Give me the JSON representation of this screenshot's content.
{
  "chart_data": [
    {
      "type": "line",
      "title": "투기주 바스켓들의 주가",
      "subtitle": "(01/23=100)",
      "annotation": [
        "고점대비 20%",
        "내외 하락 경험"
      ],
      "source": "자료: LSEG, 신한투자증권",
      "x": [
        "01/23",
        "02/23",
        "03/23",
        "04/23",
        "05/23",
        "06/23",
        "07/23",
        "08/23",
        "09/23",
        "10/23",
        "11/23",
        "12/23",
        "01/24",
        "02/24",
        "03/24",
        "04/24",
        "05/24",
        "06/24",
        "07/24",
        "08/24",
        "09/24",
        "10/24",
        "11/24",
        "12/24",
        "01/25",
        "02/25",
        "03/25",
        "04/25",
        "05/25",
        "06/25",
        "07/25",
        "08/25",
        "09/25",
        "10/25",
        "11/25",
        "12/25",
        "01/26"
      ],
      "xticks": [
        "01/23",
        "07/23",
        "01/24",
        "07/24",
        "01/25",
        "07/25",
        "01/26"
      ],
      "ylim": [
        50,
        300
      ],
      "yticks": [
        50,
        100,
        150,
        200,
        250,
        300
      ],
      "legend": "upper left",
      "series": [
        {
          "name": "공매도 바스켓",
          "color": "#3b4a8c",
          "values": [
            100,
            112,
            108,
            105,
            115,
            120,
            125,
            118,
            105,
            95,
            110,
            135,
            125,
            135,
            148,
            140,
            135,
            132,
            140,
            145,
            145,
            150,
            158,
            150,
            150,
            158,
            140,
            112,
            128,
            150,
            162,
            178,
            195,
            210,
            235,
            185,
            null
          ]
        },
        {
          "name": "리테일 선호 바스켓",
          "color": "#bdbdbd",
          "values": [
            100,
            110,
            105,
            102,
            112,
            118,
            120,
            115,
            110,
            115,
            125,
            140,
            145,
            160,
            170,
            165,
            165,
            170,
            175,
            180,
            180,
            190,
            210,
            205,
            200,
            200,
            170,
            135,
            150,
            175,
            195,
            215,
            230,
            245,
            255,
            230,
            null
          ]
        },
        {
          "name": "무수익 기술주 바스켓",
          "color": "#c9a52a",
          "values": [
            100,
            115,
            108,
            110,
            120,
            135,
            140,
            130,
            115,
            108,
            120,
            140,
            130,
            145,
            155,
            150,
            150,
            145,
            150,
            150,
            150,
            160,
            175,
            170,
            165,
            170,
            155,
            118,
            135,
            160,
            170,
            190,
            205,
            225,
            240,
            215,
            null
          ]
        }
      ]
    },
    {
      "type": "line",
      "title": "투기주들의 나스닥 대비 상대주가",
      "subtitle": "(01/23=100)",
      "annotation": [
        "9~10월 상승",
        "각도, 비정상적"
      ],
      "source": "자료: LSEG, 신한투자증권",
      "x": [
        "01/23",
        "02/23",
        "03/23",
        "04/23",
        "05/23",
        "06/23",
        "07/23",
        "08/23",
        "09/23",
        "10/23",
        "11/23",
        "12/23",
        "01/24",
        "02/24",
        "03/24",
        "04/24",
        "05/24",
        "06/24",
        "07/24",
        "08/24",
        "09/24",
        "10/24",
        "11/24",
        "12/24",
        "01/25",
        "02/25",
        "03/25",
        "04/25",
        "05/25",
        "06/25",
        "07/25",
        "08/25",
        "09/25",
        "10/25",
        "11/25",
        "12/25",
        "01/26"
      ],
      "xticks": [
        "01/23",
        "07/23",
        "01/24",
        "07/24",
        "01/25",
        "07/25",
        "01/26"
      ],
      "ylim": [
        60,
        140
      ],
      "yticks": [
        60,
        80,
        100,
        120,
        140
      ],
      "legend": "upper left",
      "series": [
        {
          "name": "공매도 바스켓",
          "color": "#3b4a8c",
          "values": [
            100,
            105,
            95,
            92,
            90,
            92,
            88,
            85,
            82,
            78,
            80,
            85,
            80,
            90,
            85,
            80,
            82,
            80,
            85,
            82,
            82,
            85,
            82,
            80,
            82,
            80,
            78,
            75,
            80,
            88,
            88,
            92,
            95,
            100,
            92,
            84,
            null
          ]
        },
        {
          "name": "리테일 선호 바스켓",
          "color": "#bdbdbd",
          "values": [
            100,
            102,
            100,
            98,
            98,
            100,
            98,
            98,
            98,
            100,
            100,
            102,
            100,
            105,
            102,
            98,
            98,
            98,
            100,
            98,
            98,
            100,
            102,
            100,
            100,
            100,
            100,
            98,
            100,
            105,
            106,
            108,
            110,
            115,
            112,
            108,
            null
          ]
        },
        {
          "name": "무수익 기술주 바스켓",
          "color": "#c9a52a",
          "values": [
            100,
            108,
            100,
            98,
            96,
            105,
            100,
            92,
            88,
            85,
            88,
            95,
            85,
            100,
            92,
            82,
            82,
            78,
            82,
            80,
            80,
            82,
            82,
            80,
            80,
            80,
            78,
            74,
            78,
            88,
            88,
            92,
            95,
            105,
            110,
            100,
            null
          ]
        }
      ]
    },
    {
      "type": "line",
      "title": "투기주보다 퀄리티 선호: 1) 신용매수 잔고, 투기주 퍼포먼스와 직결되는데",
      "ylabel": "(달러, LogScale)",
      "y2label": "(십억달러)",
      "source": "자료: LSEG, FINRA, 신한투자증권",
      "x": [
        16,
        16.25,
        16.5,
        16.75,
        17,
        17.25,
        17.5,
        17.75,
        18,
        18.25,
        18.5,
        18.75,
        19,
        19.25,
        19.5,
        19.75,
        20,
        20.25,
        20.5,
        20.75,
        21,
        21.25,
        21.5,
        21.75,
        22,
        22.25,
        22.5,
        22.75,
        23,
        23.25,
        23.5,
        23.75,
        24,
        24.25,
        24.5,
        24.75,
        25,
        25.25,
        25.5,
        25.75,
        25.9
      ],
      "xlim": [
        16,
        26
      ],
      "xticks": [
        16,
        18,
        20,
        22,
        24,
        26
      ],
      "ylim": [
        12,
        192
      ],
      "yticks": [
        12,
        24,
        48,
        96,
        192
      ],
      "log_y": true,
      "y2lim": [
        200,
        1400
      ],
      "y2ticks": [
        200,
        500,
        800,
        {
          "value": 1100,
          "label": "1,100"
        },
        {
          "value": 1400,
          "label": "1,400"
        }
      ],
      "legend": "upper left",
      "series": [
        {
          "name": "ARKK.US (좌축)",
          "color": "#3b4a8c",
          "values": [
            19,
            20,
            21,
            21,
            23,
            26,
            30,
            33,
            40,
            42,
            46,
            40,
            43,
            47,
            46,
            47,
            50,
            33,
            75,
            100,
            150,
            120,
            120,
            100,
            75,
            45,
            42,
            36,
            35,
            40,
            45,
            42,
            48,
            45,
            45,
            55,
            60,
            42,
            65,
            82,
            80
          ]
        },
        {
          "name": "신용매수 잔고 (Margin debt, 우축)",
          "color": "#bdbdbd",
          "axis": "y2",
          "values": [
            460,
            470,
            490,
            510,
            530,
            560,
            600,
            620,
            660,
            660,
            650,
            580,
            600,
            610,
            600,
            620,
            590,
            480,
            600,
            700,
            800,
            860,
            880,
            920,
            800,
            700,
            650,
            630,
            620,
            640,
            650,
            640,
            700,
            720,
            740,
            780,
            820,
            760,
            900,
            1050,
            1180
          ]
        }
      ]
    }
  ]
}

━━━━━━━━━━━━━━━━━━━━━━━━━━━━━━

Write down every line of the data exactly as it appears above.

Give me the JSON representation of this screenshot's content.
{
  "chart_data": [
    {
      "type": "line",
      "title": "투기주 바스켓들의 주가",
      "subtitle": "(01/23=100)",
      "annotation": [
        "고점대비 20%",
        "내외 하락 경험"
      ],
      "source": "자료: LSEG, 신한투자증권",
      "x": [
        "01/23",
        "02/23",
        "03/23",
        "04/23",
        "05/23",
        "06/23",
        "07/23",
        "08/23",
        "09/23",
        "10/23",
        "11/23",
        "12/23",
        "01/24",
        "02/24",
        "03/24",
        "04/24",
        "05/24",
        "06/24",
        "07/24",
        "08/24",
        "09/24",
        "10/24",
        "11/24",
        "12/24",
        "01/25",
        "02/25",
        "03/25",
        "04/25",
        "05/25",
        "06/25",
        "07/25",
        "08/25",
        "09/25",
        "10/25",
        "11/25",
        "12/25",
        "01/26"
      ],
      "xticks": [
        "01/23",
        "07/23",
        "01/24",
        "07/24",
        "01/25",
        "07/25",
        "01/26"
      ],
      "ylim": [
        50,
        300
      ],
      "yticks": [
        50,
        100,
        150,
        200,
        250,
        300
      ],
      "legend": "upper left",
      "series": [
        {
          "name": "공매도 바스켓",
          "color": "#3b4a8c",
          "values": [
            100,
            112,
            108,
            105,
            115,
            120,
            125,
            118,
            105,
            95,
            110,
            135,
            125,
            135,
            148,
            140,
            135,
            132,
            140,
            145,
            145,
            150,
            158,
            150,
            150,
            158,
            140,
            112,
            128,
            150,
            162,
            178,
            195,
            210,
            235,
            185,
            null
          ]
        },
        {
          "name": "리테일 선호 바스켓",
          "color": "#bdbdbd",
          "values": [
            100,
            110,
            105,
            102,
            112,
            118,
            120,
            115,
            110,
            115,
            125,
            140,
            145,
            160,
            170,
            165,
            165,
            170,
            175,
            180,
            180,
            190,
            210,
            205,
            200,
            200,
            170,
            135,
            150,
            175,
            195,
            215,
            230,
            245,
            255,
            230,
            null
          ]
        },
        {
          "name": "무수익 기술주 바스켓",
          "color": "#c9a52a",
          "values": [
            100,
            115,
            108,
            110,
            120,
            135,
            140,
            130,
            115,
            108,
            120,
            140,
            130,
            145,
            155,
            150,
            150,
            145,
            150,
            150,
            150,
            160,
            175,
            170,
            165,
            170,
            155,
            118,
            135,
            160,
            170,
            190,
            205,
            225,
            240,
            215,
            null
          ]
        }
      ]
    },
    {
      "type": "line",
      "title": "투기주들의 나스닥 대비 상대주가",
      "subtitle": "(01/23=100)",
      "annotation": [
        "9~10월 상승",
        "각도, 비정상적"
      ],
      "source": "자료: LSEG, 신한투자증권",
      "x": [
        "01/23",
        "02/23",
        "03/23",
        "04/23",
        "05/23",
        "06/23",
        "07/23",
        "08/23",
        "09/23",
        "10/23",
        "11/23",
        "12/23",
        "01/24",
        "02/24",
        "03/24",
        "04/24",
        "05/24",
        "06/24",
        "07/24",
        "08/24",
        "09/24",
        "10/24",
        "11/24",
        "12/24",
        "01/25",
        "02/25",
        "03/25",
        "04/25",
        "05/25",
        "06/25",
        "07/25",
        "08/25",
        "09/25",
        "10/25",
        "11/25",
        "12/25",
        "01/26"
      ],
      "xticks": [
        "01/23",
        "07/23",
        "01/24",
        "07/24",
        "01/25",
        "07/25",
        "01/26"
      ],
      "ylim": [
        60,
        140
      ],
      "yticks": [
        60,
        80,
        100,
        120,
        140
      ],
      "legend": "upper left",
      "series": [
        {
          "name": "공매도 바스켓",
          "color": "#3b4a8c",
          "values": [
            100,
            105,
            95,
            92,
            90,
            92,
            88,
            85,
            82,
            78,
            80,
            85,
            80,
            90,
            85,
            80,
            82,
            80,
            85,
            82,
            82,
            85,
            82,
            80,
            82,
            80,
            78,
            75,
            80,
            88,
            88,
            92,
            95,
            100,
            92,
            84,
            null
          ]
        },
        {
          "name": "리테일 선호 바스켓",
          "color": "#bdbdbd",
          "values": [
            100,
            102,
            100,
            98,
            98,
            100,
            98,
            98,
            98,
            100,
            100,
            102,
            100,
            105,
            102,
            98,
            98,
            98,
            100,
            98,
            98,
            100,
            102,
            100,
            100,
            100,
            100,
            98,
            100,
            105,
            106,
            108,
            110,
            115,
            112,
            108,
            null
          ]
        },
        {
          "name": "무수익 기술주 바스켓",
          "color": "#c9a52a",
          "values": [
            100,
            108,
            100,
            98,
            96,
            105,
            100,
            92,
            88,
            85,
            88,
            95,
            85,
            100,
            92,
            82,
            82,
            78,
            82,
            80,
            80,
            82,
            82,
            80,
            80,
            80,
            78,
            74,
            78,
            88,
            88,
            92,
            95,
            105,
            110,
            100,
            null
          ]
        }
      ]
    },
    {
      "type": "line",
      "title": "투기주보다 퀄리티 선호: 1) 신용매수 잔고, 투기주 퍼포먼스와 직결되는데",
      "ylabel": "(달러, LogScale)",
      "y2label": "(십억달러)",
      "source": "자료: LSEG, FINRA, 신한투자증권",
      "x": [
        16,
        16.25,
        16.5,
        16.75,
        17,
        17.25,
        17.5,
        17.75,
        18,
        18.25,
        18.5,
        18.75,
        19,
        19.25,
        19.5,
        19.75,
        20,
        20.25,
        20.5,
        20.75,
        21,
        21.25,
        21.5,
        21.75,
        22,
        22.25,
        22.5,
        22.75,
        23,
        23.25,
        23.5,
        23.75,
        24,
        24.25,
        24.5,
        24.75,
        25,
        25.25,
        25.5,
        25.75,
        25.9
      ],
      "xlim": [
        16,
        26
      ],
      "xticks": [
        16,
        18,
        20,
        22,
        24,
        26
      ],
      "ylim": [
        12,
        192
      ],
      "yticks": [
        12,
        24,
        48,
        96,
        192
      ],
      "log_y": true,
      "y2lim": [
        200,
        1400
      ],
      "y2ticks": [
        200,
        500,
        800,
        {
          "value": 1100,
          "label": "1,100"
        },
        {
          "value": 1400,
          "label": "1,400"
        }
      ],
      "legend": "upper left",
      "series": [
        {
          "name": "ARKK.US (좌축)",
          "color": "#3b4a8c",
          "values": [
            19,
            20,
            21,
            21,
            23,
            26,
            30,
            33,
            40,
            42,
            46,
            40,
            43,
            47,
            46,
            47,
            50,
            33,
            75,
            100,
            150,
            120,
            120,
            100,
            75,
            45,
            42,
            36,
            35,
            40,
            45,
            42,
            48,
            45,
            45,
            55,
            60,
            42,
            65,
            82,
            80
          ]
        },
        {
          "name": "신용매수 잔고 (Margin debt, 우축)",
          "color": "#bdbdbd",
          "axis": "y2",
          "values": [
            460,
            470,
            490,
            510,
            530,
            560,
            600,
            620,
            660,
            660,
            650,
            580,
            600,
            610,
            600,
            620,
            590,
            480,
            600,
            700,
            800,
            860,
            880,
            920,
            800,
            700,
            650,
            630,
            620,
            640,
            650,
            640,
            700,
            720,
            740,
            780,
            820,
            760,
            900,
            1050,
            1180
          ]
        }
      ]
    }
  ]
}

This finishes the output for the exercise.